### WHAT IS EXPECTED
Count how many lines in the data below include "cAMP". Answer with the number only.

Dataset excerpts
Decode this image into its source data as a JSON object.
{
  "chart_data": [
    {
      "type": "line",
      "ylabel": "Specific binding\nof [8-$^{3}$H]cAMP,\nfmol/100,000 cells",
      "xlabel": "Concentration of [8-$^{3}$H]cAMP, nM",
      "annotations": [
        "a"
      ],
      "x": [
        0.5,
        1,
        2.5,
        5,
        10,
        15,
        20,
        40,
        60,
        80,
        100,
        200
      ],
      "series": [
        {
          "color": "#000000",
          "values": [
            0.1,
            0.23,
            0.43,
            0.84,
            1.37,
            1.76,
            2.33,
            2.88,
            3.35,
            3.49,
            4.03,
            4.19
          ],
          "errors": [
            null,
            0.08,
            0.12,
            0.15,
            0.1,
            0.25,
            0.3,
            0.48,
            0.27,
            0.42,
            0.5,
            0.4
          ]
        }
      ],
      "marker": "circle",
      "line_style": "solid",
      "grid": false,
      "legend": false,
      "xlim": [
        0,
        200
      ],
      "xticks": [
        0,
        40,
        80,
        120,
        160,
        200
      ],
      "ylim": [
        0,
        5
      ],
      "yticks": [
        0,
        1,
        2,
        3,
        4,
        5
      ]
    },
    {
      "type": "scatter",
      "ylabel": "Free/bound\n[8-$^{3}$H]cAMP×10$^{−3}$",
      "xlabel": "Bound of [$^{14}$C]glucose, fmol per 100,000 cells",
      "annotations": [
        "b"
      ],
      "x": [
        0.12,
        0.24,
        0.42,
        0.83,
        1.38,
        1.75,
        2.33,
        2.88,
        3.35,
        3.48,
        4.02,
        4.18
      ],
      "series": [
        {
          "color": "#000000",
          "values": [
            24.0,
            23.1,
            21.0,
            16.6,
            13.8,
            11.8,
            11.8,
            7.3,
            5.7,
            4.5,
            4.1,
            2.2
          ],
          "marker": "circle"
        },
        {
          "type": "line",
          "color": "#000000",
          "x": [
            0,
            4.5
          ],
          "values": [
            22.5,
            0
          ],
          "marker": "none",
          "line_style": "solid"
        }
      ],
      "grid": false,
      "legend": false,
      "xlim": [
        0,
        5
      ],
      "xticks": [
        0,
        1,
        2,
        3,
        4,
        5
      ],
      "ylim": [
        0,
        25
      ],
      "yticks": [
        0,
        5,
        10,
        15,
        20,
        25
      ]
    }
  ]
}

### RESULT OF THIS TASK
3